Task description ▸
Repeat the material exactly as it appears.

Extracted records

···

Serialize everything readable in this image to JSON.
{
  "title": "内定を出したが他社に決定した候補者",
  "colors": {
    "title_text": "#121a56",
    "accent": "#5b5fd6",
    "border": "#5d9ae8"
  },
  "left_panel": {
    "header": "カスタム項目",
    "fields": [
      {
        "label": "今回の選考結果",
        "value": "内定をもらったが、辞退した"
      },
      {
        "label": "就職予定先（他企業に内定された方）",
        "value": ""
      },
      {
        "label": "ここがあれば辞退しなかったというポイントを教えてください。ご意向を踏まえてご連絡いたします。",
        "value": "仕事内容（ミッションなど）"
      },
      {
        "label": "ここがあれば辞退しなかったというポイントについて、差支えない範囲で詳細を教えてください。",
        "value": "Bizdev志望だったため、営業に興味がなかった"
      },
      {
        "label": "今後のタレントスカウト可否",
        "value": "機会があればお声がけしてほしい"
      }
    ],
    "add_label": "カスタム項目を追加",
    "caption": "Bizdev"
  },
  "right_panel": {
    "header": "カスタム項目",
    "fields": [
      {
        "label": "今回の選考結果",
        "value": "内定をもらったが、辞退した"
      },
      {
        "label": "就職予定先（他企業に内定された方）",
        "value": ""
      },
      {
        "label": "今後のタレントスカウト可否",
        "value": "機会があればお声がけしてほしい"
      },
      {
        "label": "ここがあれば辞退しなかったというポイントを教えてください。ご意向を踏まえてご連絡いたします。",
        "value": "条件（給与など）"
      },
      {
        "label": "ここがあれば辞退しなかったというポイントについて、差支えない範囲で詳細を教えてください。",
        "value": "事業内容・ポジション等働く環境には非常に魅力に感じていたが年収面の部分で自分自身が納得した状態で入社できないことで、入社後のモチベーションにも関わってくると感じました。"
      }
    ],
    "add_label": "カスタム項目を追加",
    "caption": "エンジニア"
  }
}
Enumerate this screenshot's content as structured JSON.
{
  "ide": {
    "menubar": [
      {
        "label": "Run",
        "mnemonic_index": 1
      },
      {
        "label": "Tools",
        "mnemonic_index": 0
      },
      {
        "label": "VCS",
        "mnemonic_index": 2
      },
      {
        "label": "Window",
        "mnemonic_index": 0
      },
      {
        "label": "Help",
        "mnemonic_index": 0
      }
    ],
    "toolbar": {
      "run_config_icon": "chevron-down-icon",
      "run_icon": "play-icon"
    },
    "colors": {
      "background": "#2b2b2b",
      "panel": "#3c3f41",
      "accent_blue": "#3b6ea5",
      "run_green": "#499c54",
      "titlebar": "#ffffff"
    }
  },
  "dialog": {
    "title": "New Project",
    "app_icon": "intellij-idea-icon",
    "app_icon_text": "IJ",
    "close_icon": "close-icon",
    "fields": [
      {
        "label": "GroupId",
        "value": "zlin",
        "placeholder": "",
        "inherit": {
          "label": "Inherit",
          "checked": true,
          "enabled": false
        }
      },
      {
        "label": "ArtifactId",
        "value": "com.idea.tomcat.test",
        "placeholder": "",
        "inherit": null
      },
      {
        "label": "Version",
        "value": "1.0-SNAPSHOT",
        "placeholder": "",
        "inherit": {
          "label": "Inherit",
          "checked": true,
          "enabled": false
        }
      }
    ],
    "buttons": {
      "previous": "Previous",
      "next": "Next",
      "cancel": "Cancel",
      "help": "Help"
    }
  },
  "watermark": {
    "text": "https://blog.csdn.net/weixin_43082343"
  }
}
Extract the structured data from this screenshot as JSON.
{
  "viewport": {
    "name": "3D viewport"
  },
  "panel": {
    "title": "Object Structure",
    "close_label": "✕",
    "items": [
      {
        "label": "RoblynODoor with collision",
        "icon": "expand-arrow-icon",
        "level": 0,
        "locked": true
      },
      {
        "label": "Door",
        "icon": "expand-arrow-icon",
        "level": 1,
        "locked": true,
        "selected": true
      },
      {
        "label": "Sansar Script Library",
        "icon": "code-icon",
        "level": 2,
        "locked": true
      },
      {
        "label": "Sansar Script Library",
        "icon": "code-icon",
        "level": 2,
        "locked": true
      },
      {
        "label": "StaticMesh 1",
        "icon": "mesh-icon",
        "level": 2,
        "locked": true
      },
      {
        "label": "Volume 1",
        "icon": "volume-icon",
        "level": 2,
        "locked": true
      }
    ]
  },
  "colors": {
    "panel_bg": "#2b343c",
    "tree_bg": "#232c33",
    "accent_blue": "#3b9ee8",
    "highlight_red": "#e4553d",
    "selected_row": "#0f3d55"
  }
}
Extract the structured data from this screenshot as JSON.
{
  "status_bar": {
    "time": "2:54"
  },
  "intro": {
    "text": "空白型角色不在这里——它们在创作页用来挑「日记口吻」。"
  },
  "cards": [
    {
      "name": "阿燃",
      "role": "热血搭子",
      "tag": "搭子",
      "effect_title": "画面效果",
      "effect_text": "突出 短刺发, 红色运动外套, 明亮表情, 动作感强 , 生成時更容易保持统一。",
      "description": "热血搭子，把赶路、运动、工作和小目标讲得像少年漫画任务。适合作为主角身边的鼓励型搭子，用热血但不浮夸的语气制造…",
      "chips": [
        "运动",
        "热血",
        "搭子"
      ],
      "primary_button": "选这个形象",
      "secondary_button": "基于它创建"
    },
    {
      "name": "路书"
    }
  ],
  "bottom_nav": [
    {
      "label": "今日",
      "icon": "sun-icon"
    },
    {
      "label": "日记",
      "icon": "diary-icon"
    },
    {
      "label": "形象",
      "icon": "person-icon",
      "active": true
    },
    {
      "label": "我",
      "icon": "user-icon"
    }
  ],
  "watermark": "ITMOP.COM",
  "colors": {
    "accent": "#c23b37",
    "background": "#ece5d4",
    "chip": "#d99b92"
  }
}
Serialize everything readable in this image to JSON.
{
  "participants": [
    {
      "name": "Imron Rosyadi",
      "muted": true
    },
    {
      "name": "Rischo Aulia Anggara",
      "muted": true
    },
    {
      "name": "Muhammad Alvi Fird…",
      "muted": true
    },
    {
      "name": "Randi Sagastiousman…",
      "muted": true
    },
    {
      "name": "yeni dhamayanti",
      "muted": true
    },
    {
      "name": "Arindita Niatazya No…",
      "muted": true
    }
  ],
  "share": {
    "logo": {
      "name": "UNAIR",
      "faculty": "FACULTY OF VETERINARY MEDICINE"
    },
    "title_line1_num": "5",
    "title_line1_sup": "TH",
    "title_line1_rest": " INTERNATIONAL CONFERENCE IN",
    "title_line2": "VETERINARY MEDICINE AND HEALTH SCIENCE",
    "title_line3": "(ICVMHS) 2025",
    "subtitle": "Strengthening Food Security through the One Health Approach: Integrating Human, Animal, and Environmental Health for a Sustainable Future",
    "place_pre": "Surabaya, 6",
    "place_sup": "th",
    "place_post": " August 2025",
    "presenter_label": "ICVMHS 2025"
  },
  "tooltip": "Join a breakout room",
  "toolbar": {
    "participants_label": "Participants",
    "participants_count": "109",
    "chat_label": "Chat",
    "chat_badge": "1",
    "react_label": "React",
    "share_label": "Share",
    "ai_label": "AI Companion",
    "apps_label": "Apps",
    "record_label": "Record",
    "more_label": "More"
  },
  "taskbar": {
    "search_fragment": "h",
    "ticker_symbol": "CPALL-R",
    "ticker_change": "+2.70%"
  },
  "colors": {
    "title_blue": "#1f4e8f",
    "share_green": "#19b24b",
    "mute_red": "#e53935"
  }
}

···

Exercise answer ▸
Serialize everything readable in this image to JSON.
{
  "title": "内定を出したが他社に決定した候補者",
  "colors": {
    "title_text": "#121a56",
    "accent": "#5b5fd6",
    "border": "#5d9ae8"
  },
  "left_panel": {
    "header": "カスタム項目",
    "fields": [
      {
        "label": "今回の選考結果",
        "value": "内定をもらったが、辞退した"
      },
      {
        "label": "就職予定先（他企業に内定された方）",
        "value": ""
      },
      {
        "label": "ここがあれば辞退しなかったというポイントを教えてください。ご意向を踏まえてご連絡いたします。",
        "value": "仕事内容（ミッションなど）"
      },
      {
        "label": "ここがあれば辞退しなかったというポイントについて、差支えない範囲で詳細を教えてください。",
        "value": "Bizdev志望だったため、営業に興味がなかった"
      },
      {
        "label": "今後のタレントスカウト可否",
        "value": "機会があればお声がけしてほしい"
      }
    ],
    "add_label": "カスタム項目を追加",
    "caption": "Bizdev"
  },
  "right_panel": {
    "header": "カスタム項目",
    "fields": [
      {
        "label": "今回の選考結果",
        "value": "内定をもらったが、辞退した"
      },
      {
        "label": "就職予定先（他企業に内定された方）",
        "value": ""
      },
      {
        "label": "今後のタレントスカウト可否",
        "value": "機会があればお声がけしてほしい"
      },
      {
        "label": "ここがあれば辞退しなかったというポイントを教えてください。ご意向を踏まえてご連絡いたします。",
        "value": "条件（給与など）"
      },
      {
        "label": "ここがあれば辞退しなかったというポイントについて、差支えない範囲で詳細を教えてください。",
        "value": "事業内容・ポジション等働く環境には非常に魅力に感じていたが年収面の部分で自分自身が納得した状態で入社できないことで、入社後のモチベーションにも関わってくると感じました。"
      }
    ],
    "add_label": "カスタム項目を追加",
    "caption": "エンジニア"
  }
}
Enumerate this screenshot's content as structured JSON.
{
  "ide": {
    "menubar": [
      {
        "label": "Run",
        "mnemonic_index": 1
      },
      {
        "label": "Tools",
        "mnemonic_index": 0
      },
      {
        "label": "VCS",
        "mnemonic_index": 2
      },
      {
        "label": "Window",
        "mnemonic_index": 0
      },
      {
        "label": "Help",
        "mnemonic_index": 0
      }
    ],
    "toolbar": {
      "run_config_icon": "chevron-down-icon",
      "run_icon": "play-icon"
    },
    "colors": {
      "background": "#2b2b2b",
      "panel": "#3c3f41",
      "accent_blue": "#3b6ea5",
      "run_green": "#499c54",
      "titlebar": "#ffffff"
    }
  },
  "dialog": {
    "title": "New Project",
    "app_icon": "intellij-idea-icon",
    "app_icon_text": "IJ",
    "close_icon": "close-icon",
    "fields": [
      {
        "label": "GroupId",
        "value": "zlin",
        "placeholder": "",
        "inherit": {
          "label": "Inherit",
          "checked": true,
          "enabled": false
        }
      },
      {
        "label": "ArtifactId",
        "value": "com.idea.tomcat.test",
        "placeholder": "",
        "inherit": null
      },
      {
        "label": "Version",
        "value": "1.0-SNAPSHOT",
        "placeholder": "",
        "inherit": {
          "label": "Inherit",
          "checked": true,
          "enabled": false
        }
      }
    ],
    "buttons": {
      "previous": "Previous",
      "next": "Next",
      "cancel": "Cancel",
      "help": "Help"
    }
  },
  "watermark": {
    "text": "https://blog.csdn.net/weixin_43082343"
  }
}
Extract the structured data from this screenshot as JSON.
{
  "viewport": {
    "name": "3D viewport"
  },
  "panel": {
    "title": "Object Structure",
    "close_label": "✕",
    "items": [
      {
        "label": "RoblynODoor with collision",
        "icon": "expand-arrow-icon",
        "level": 0,
        "locked": true
      },
      {
        "label": "Door",
        "icon": "expand-arrow-icon",
        "level": 1,
        "locked": true,
        "selected": true
      },
      {
        "label": "Sansar Script Library",
        "icon": "code-icon",
        "level": 2,
        "locked": true
      },
      {
        "label": "Sansar Script Library",
        "icon": "code-icon",
        "level": 2,
        "locked": true
      },
      {
        "label": "StaticMesh 1",
        "icon": "mesh-icon",
        "level": 2,
        "locked": true
      },
      {
        "label": "Volume 1",
        "icon": "volume-icon",
        "level": 2,
        "locked": true
      }
    ]
  },
  "colors": {
    "panel_bg": "#2b343c",
    "tree_bg": "#232c33",
    "accent_blue": "#3b9ee8",
    "highlight_red": "#e4553d",
    "selected_row": "#0f3d55"
  }
}
Extract the structured data from this screenshot as JSON.
{
  "status_bar": {
    "time": "2:54"
  },
  "intro": {
    "text": "空白型角色不在这里——它们在创作页用来挑「日记口吻」。"
  },
  "cards": [
    {
      "name": "阿燃",
      "role": "热血搭子",
      "tag": "搭子",
      "effect_title": "画面效果",
      "effect_text": "突出 短刺发, 红色运动外套, 明亮表情, 动作感强 , 生成時更容易保持统一。",
      "description": "热血搭子，把赶路、运动、工作和小目标讲得像少年漫画任务。适合作为主角身边的鼓励型搭子，用热血但不浮夸的语气制造…",
      "chips": [
        "运动",
        "热血",
        "搭子"
      ],
      "primary_button": "选这个形象",
      "secondary_button": "基于它创建"
    },
    {
      "name": "路书"
    }
  ],
  "bottom_nav": [
    {
      "label": "今日",
      "icon": "sun-icon"
    },
    {
      "label": "日记",
      "icon": "diary-icon"
    },
    {
      "label": "形象",
      "icon": "person-icon",
      "active": true
    },
    {
      "label": "我",
      "icon": "user-icon"
    }
  ],
  "watermark": "ITMOP.COM",
  "colors": {
    "accent": "#c23b37",
    "background": "#ece5d4",
    "chip": "#d99b92"
  }
}
Serialize everything readable in this image to JSON.
{
  "participants": [
    {
      "name": "Imron Rosyadi",
      "muted": true
    },
    {
      "name": "Rischo Aulia Anggara",
      "muted": true
    },
    {
      "name": "Muhammad Alvi Fird…",
      "muted": true
    },
    {
      "name": "Randi Sagastiousman…",
      "muted": true
    },
    {
      "name": "yeni dhamayanti",
      "muted": true
    },
    {
      "name": "Arindita Niatazya No…",
      "muted": true
    }
  ],
  "share": {
    "logo": {
      "name": "UNAIR",
      "faculty": "FACULTY OF VETERINARY MEDICINE"
    },
    "title_line1_num": "5",
    "title_line1_sup": "TH",
    "title_line1_rest": " INTERNATIONAL CONFERENCE IN",
    "title_line2": "VETERINARY MEDICINE AND HEALTH SCIENCE",
    "title_line3": "(ICVMHS) 2025",
    "subtitle": "Strengthening Food Security through the One Health Approach: Integrating Human, Animal, and Environmental Health for a Sustainable Future",
    "place_pre": "Surabaya, 6",
    "place_sup": "th",
    "place_post": " August 2025",
    "presenter_label": "ICVMHS 2025"
  },
  "tooltip": "Join a breakout room",
  "toolbar": {
    "participants_label": "Participants",
    "participants_count": "109",
    "chat_label": "Chat",
    "chat_badge": "1",
    "react_label": "React",
    "share_label": "Share",
    "ai_label": "AI Companion",
    "apps_label": "Apps",
    "record_label": "Record",
    "more_label": "More"
  },
  "taskbar": {
    "search_fragment": "h",
    "ticker_symbol": "CPALL-R",
    "ticker_change": "+2.70%"
  },
  "colors": {
    "title_blue": "#1f4e8f",
    "share_green": "#19b24b",
    "mute_red": "#e53935"
  }
}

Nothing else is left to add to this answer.